Task prompt
Copy each line below without leaving any out.

Supplied records

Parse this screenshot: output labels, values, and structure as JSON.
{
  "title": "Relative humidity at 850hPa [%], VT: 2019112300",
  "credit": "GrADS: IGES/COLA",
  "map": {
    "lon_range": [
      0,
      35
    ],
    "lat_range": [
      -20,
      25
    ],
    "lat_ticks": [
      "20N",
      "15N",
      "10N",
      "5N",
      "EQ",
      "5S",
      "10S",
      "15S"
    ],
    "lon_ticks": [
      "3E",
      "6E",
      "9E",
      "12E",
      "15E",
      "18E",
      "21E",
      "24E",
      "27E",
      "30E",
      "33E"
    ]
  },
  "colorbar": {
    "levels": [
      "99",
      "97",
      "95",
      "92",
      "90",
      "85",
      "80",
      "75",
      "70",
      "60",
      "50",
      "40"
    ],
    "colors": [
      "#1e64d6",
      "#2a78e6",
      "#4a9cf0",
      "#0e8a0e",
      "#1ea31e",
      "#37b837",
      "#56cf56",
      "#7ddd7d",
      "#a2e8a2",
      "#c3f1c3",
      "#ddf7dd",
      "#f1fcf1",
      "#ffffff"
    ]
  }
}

Response to this exercise
Parse this screenshot: output labels, values, and structure as JSON.
{
  "title": "Relative humidity at 850hPa [%], VT: 2019112300",
  "credit": "GrADS: IGES/COLA",
  "map": {
    "lon_range": [
      0,
      35
    ],
    "lat_range": [
      -20,
      25
    ],
    "lat_ticks": [
      "20N",
      "15N",
      "10N",
      "5N",
      "EQ",
      "5S",
      "10S",
      "15S"
    ],
    "lon_ticks": [
      "3E",
      "6E",
      "9E",
      "12E",
      "15E",
      "18E",
      "21E",
      "24E",
      "27E",
      "30E",
      "33E"
    ]
  },
  "colorbar": {
    "levels": [
      "99",
      "97",
      "95",
      "92",
      "90",
      "85",
      "80",
      "75",
      "70",
      "60",
      "50",
      "40"
    ],
    "colors": [
      "#1e64d6",
      "#2a78e6",
      "#4a9cf0",
      "#0e8a0e",
      "#1ea31e",
      "#37b837",
      "#56cf56",
      "#7ddd7d",
      "#a2e8a2",
      "#c3f1c3",
      "#ddf7dd",
      "#f1fcf1",
      "#ffffff"
    ]
  }
}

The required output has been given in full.